- _DATASET ENTRIES_:
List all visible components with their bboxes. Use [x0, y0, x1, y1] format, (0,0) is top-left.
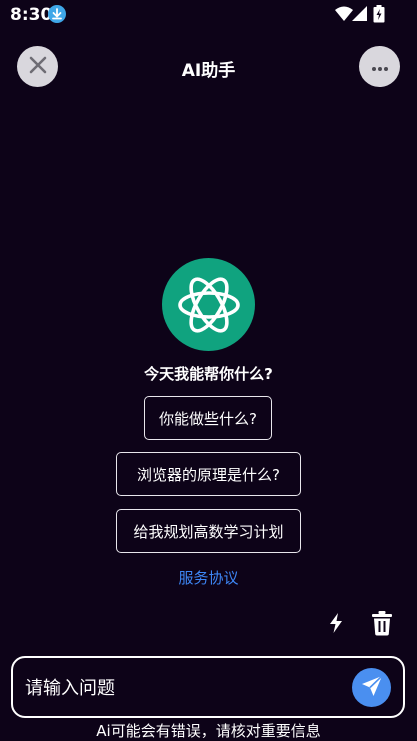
send-icon	[361, 674, 383, 701]
greeting: 今天我能帮你什么?	[144, 365, 273, 383]
suggestion-button[interactable]: 浏览器的原理是什么?	[116, 452, 301, 496]
page-title: AI助手	[181, 61, 236, 81]
more-icon	[371, 57, 389, 76]
download-icon	[48, 5, 66, 23]
wifi-icon	[335, 6, 353, 25]
more-button[interactable]	[359, 46, 400, 87]
suggestion-button[interactable]: 你能做些什么?	[144, 396, 272, 440]
chat-input-bar	[11, 656, 405, 718]
suggestion-label: 你能做些什么?	[159, 409, 257, 428]
battery-icon	[373, 5, 385, 27]
flash-button[interactable]	[326, 612, 346, 634]
flash-icon	[326, 613, 346, 638]
service-agreement-link[interactable]: 服务协议	[0, 567, 417, 588]
disclaimer-text: Ai可能会有错误，请核对重要信息	[96, 722, 321, 740]
trash-button[interactable]	[371, 610, 393, 636]
status-bar: 8:30	[0, 0, 417, 30]
suggestion-button[interactable]: 给我规划高数学习计划	[116, 509, 301, 553]
question-input[interactable]	[25, 674, 335, 702]
send-button[interactable]	[352, 668, 391, 707]
trash-icon	[371, 611, 393, 640]
suggestion-label: 浏览器的原理是什么?	[137, 465, 280, 484]
status-time: 8:30	[10, 5, 53, 25]
signal-icon	[352, 6, 367, 25]
header: AI助手	[0, 44, 417, 88]
suggestion-label: 给我规划高数学习计划	[133, 522, 284, 541]
openai-logo-icon	[162, 258, 255, 351]
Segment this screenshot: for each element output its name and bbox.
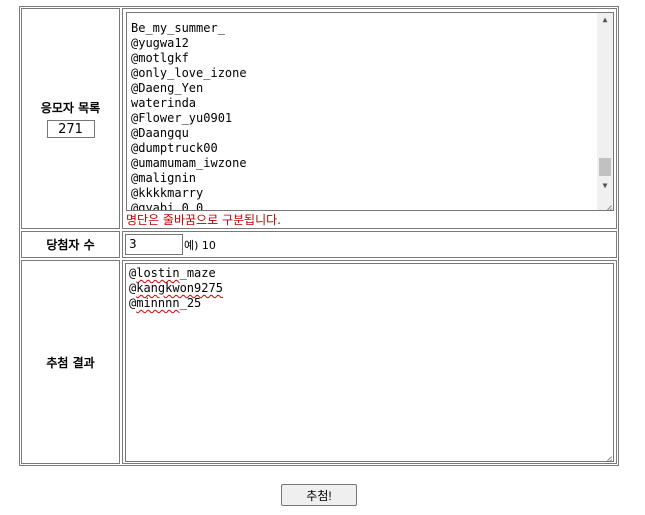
list-item: @yugwa12 [131,36,189,50]
winners-label-cell: 당첨자 수 [21,231,120,258]
list-item: @only_love_izone [131,66,247,80]
winner-count-input[interactable]: 3 [125,234,183,255]
result-item-suffix: _maze [179,266,216,280]
result-item-word: lostin [136,266,180,280]
list-item: @motlgkf [131,51,189,65]
entrants-hint: 명단은 줄바꿈으로 구분됩니다. [126,213,281,227]
entrants-label-cell: 응모자 목록 271 [21,8,120,229]
scroll-thumb[interactable] [599,158,611,176]
scroll-up-icon[interactable]: ▲ [597,13,613,27]
list-item: @gyabi_0_0 [131,201,204,211]
list-item: @Flower_yu0901 [131,111,233,125]
resize-grip-icon[interactable] [602,450,612,460]
result-item: @minnnn_25 [129,296,223,311]
result-item: @kangkwon9275 [129,281,223,296]
result-item-word: kangkwon9275 [136,281,223,295]
list-item: Be_my_summer_ [131,21,225,35]
result-item-word: minnnn [136,296,180,310]
list-item: @kkkkmarry [131,186,204,200]
winners-label: 당첨자 수 [46,238,95,252]
result-lines: @lostin_maze @kangkwon9275 @minnnn_25 [129,266,223,311]
result-label: 추첨 결과 [46,355,95,370]
entrants-scrollbar[interactable]: ▲ ▼ [597,13,613,210]
entrants-label: 응모자 목록 [40,101,101,115]
winner-count-example: 예) 10 [184,239,216,252]
list-item: @Daeng_Yen [131,81,204,95]
list-item-partial [131,13,247,21]
entrant-count-field[interactable]: 271 [46,120,95,138]
result-textarea[interactable]: @lostin_maze @kangkwon9275 @minnnn_25 [125,263,614,462]
list-item: @malignin [131,171,197,185]
list-item: @umamumam_iwzone [131,156,247,170]
scroll-down-icon[interactable]: ▼ [597,179,613,193]
entrants-textarea[interactable]: Be_my_summer_ @yugwa12 @motlgkf @only_love_… [126,12,614,211]
result-label-cell: 추첨 결과 [21,260,120,464]
list-item: @dumptruck00 [131,141,218,155]
resize-grip-icon[interactable] [602,199,612,209]
draw-button[interactable]: 추첨! [281,484,357,506]
result-item: @lostin_maze [129,266,223,281]
list-item: waterinda [131,96,197,110]
entrants-lines: Be_my_summer_ @yugwa12 @motlgkf @only_love_… [131,13,247,211]
list-item: @Daangqu [131,126,189,140]
result-item-suffix: _25 [179,296,202,310]
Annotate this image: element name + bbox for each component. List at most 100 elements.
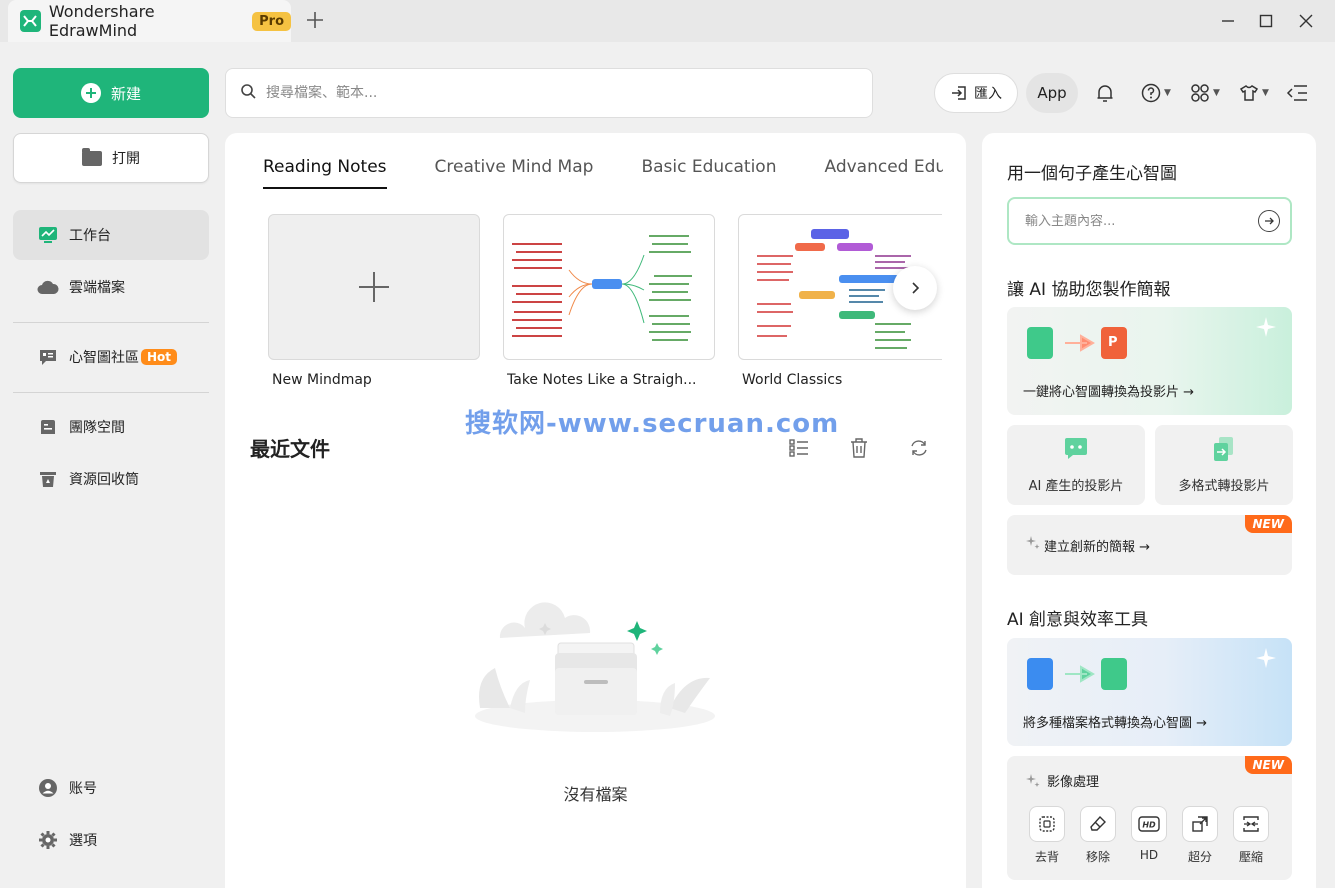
powerpoint-letter-icon: P — [1108, 335, 1118, 350]
sidebar-item-label: 團隊空間 — [69, 420, 125, 436]
submit-arrow-icon[interactable] — [1258, 210, 1280, 232]
open-button[interactable]: 打開 — [13, 133, 209, 183]
import-button[interactable]: 匯入 — [934, 73, 1018, 113]
panel-toggle-icon[interactable] — [1285, 80, 1309, 106]
tool-label: 去背 — [1034, 850, 1059, 864]
tab-advanced-education[interactable]: Advanced Educati — [824, 157, 943, 189]
sidebar-item-community[interactable]: 心智圖社區 Hot — [13, 332, 209, 382]
mindmap-to-ppt-label: 一鍵將心智圖轉換為投影片 → — [1023, 385, 1195, 400]
ai-presentation-title: 讓 AI 協助您製作簡報 — [1007, 280, 1171, 300]
chevron-down-icon: ▼ — [1213, 88, 1220, 98]
topic-input-box[interactable] — [1007, 197, 1292, 245]
mindmap-to-ppt-card[interactable]: P 一鍵將心智圖轉換為投影片 → — [1007, 307, 1292, 415]
gear-icon — [37, 830, 59, 850]
trash-icon[interactable] — [847, 436, 871, 460]
svg-text:HD: HD — [1142, 821, 1156, 830]
sidebar-item-label: 選項 — [69, 833, 97, 849]
help-button[interactable]: ▼ — [1138, 80, 1174, 106]
multi-format-slides-card[interactable]: 多格式轉投影片 — [1155, 425, 1293, 505]
workbench-icon — [37, 225, 59, 245]
template-item[interactable]: Take Notes Like a Straigh... — [503, 214, 715, 388]
tab-reading-notes[interactable]: Reading Notes — [263, 157, 387, 189]
sparkle-icon — [1026, 774, 1040, 787]
carousel-next-button[interactable] — [893, 266, 937, 310]
tool-remove-bg[interactable]: 去背 — [1027, 806, 1067, 865]
tab-creative-mind-map[interactable]: Creative Mind Map — [435, 157, 594, 189]
apps-grid-button[interactable]: ▼ — [1187, 80, 1223, 106]
convert-files-card[interactable]: 將多種檔案格式轉換為心智圖 → — [1007, 638, 1292, 746]
generate-mindmap-title: 用一個句子產生心智圖 — [1007, 164, 1177, 184]
template-item[interactable]: New Mindmap — [268, 214, 480, 388]
compress-icon — [1233, 806, 1269, 842]
notification-bell-icon[interactable] — [1093, 80, 1117, 106]
pro-badge: Pro — [252, 11, 291, 31]
app-button[interactable]: App — [1026, 73, 1078, 113]
convert-files-label: 將多種檔案格式轉換為心智圖 → — [1023, 716, 1208, 731]
mindmap-thumbnail-icon — [512, 235, 692, 341]
maximize-button[interactable] — [1253, 8, 1279, 34]
tool-hd[interactable]: HD HD — [1129, 806, 1169, 862]
new-button-label: 新建 — [110, 84, 141, 103]
search-input[interactable] — [266, 85, 826, 101]
sidebar-item-options[interactable]: 選項 — [13, 815, 209, 865]
new-mindmap-card[interactable] — [268, 214, 480, 360]
team-space-icon — [37, 417, 59, 437]
upscale-icon — [1182, 806, 1218, 842]
ai-tools-title: AI 創意與效率工具 — [1007, 610, 1149, 630]
refresh-icon[interactable] — [907, 436, 931, 460]
image-processing-label: 影像處理 — [1047, 775, 1100, 790]
minimize-button-alt[interactable] — [1215, 8, 1241, 34]
chevron-down-icon: ▼ — [1164, 88, 1171, 98]
search-box[interactable] — [225, 68, 873, 118]
title-bar: Wondershare EdrawMind Pro — [0, 0, 1335, 42]
ai-slides-card[interactable]: AI 產生的投影片 — [1007, 425, 1145, 505]
new-tab-button[interactable] — [303, 8, 327, 32]
sidebar-item-workbench[interactable]: 工作台 — [13, 210, 209, 260]
new-button[interactable]: 新建 — [13, 68, 209, 118]
topic-input[interactable] — [1025, 213, 1245, 229]
sidebar-divider — [13, 322, 209, 323]
shirt-icon — [1239, 83, 1259, 103]
sidebar-item-recycle-bin[interactable]: 資源回收筒 — [13, 454, 209, 504]
edrawmind-logo-icon — [20, 10, 41, 32]
theme-button[interactable]: ▼ — [1236, 80, 1272, 106]
mindmap-file-icon — [1027, 327, 1053, 359]
document-file-icon — [1027, 658, 1053, 690]
sidebar-item-account[interactable]: 账号 — [13, 763, 209, 813]
ai-slides-label: AI 產生的投影片 — [1028, 479, 1124, 494]
hot-badge: Hot — [141, 349, 178, 365]
eraser-icon — [1080, 806, 1116, 842]
sidebar-item-cloud[interactable]: 雲端檔案 — [13, 262, 209, 312]
new-badge: NEW — [1244, 515, 1292, 533]
mindmap-file-icon — [1101, 658, 1127, 690]
template-thumbnail[interactable] — [503, 214, 715, 360]
tool-eraser[interactable]: 移除 — [1078, 806, 1118, 865]
tab-basic-education[interactable]: Basic Education — [641, 157, 776, 189]
app-title: Wondershare EdrawMind — [48, 2, 155, 40]
tool-label: 壓縮 — [1238, 850, 1263, 864]
open-button-label: 打開 — [112, 151, 140, 167]
apps-grid-icon — [1190, 83, 1210, 103]
create-presentation-card[interactable]: 建立創新的簡報 → NEW — [1007, 515, 1292, 575]
cloud-icon — [37, 277, 59, 297]
tool-upscale[interactable]: 超分 — [1180, 806, 1220, 865]
remove-bg-icon — [1029, 806, 1065, 842]
tool-compress[interactable]: 壓縮 — [1231, 806, 1271, 865]
main-panel: Reading Notes Creative Mind Map Basic Ed… — [225, 133, 966, 888]
app-tab[interactable]: Wondershare EdrawMind Pro — [8, 0, 291, 42]
close-button[interactable] — [1293, 8, 1319, 34]
sidebar-item-team-space[interactable]: 團隊空間 — [13, 402, 209, 452]
import-icon — [950, 84, 968, 102]
arrow-right-icon — [1065, 334, 1095, 352]
watermark-text: 搜软网-www.secruan.com — [465, 409, 840, 439]
sidebar-item-label: 心智圖社區 — [69, 350, 139, 366]
template-tabs: Reading Notes Creative Mind Map Basic Ed… — [263, 157, 943, 191]
empty-state-text: 沒有檔案 — [563, 785, 628, 804]
sidebar-item-label: 雲端檔案 — [69, 280, 125, 296]
image-processing-card: 影像處理 NEW 去背 移除 HD HD 超分 壓縮 — [1007, 756, 1292, 880]
sparkle-icon — [1256, 317, 1276, 337]
list-view-icon[interactable] — [787, 436, 811, 460]
tool-label: HD — [1139, 848, 1159, 862]
chevron-right-icon — [912, 282, 920, 294]
plus-circle-icon — [80, 83, 101, 103]
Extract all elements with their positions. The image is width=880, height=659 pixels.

- _EXERCISE REQUIREMENTS_: Put everything from the line containing "list-item: @yugwa12 [131,36,189,50]" down to the line containing "list-item: @malignin [131,171,197,185]", both ends included, into a JSON list of strings. Use one string per line and leave out blank lines.

- _THE COMPLETED TASK_:
[
  "list-item: @yugwa12 [131,36,189,50]",
  "winners-label-cell: 당첨자 수 [21,231,120,258]",
  "list-item: @only_love_izone [131,66,247,80]",
  "winner-count-input[interactable]: 3 [125,234,183,255]",
  "result-item-suffix: _maze [179,266,216,280]",
  "result-item-word: lostin [136,266,180,280]",
  "list-item: @motlgkf [131,51,189,65]",
  "entrants-hint: 명단은 줄바꿈으로 구분됩니다. [126,213,281,227]",
  "entrants-label-cell: 응모자 목록 271 [21,8,120,229]",
  "scroll-thumb[interactable] [599,158,611,176]",
  "scroll-up-icon[interactable]: ▲ [597,13,613,27]",
  "list-item: @gyabi_0_0 [131,201,204,211]",
  "list-item: @Flower_yu0901 [131,111,233,125]",
  "resize-grip-icon[interactable] [602,450,612,460]",
  "result-item: @minnnn_25 [129,296,223,311]",
  "result-item: @kangkwon9275 [129,281,223,296]",
  "result-item-word: kangkwon9275 [136,281,223,295]",
  "list-item: Be_my_summer_ [131,21,225,35]",
  "result-item-word: minnnn [136,296,180,310]",
  "list-item: @kkkkmarry [131,186,204,200]",
  "winners-label: 당첨자 수 [46,238,95,252]",
  "result-lines: @lostin_maze @kangkwon9275 @minnnn_25 [129,266,223,311]",
  "result-label: 추첨 결과 [46,355,95,370]",
  "entrants-scrollbar[interactable]: ▲ ▼ [597,13,613,210]",
  "entrants-label: 응모자 목록 [40,101,101,115]",
  "winner-count-example: 예) 10 [184,239,216,252]",
  "list-item: @Daeng_Yen [131,81,204,95]",
  "list-item-partial [131,13,247,21]",
  "entrant-count-field[interactable]: 271 [46,120,95,138]",
  "result-textarea[interactable]: @lostin_maze @kangkwon9275 @minnnn_25 [125,263,614,462]",
  "list-item: @malignin [131,171,197,185]"
]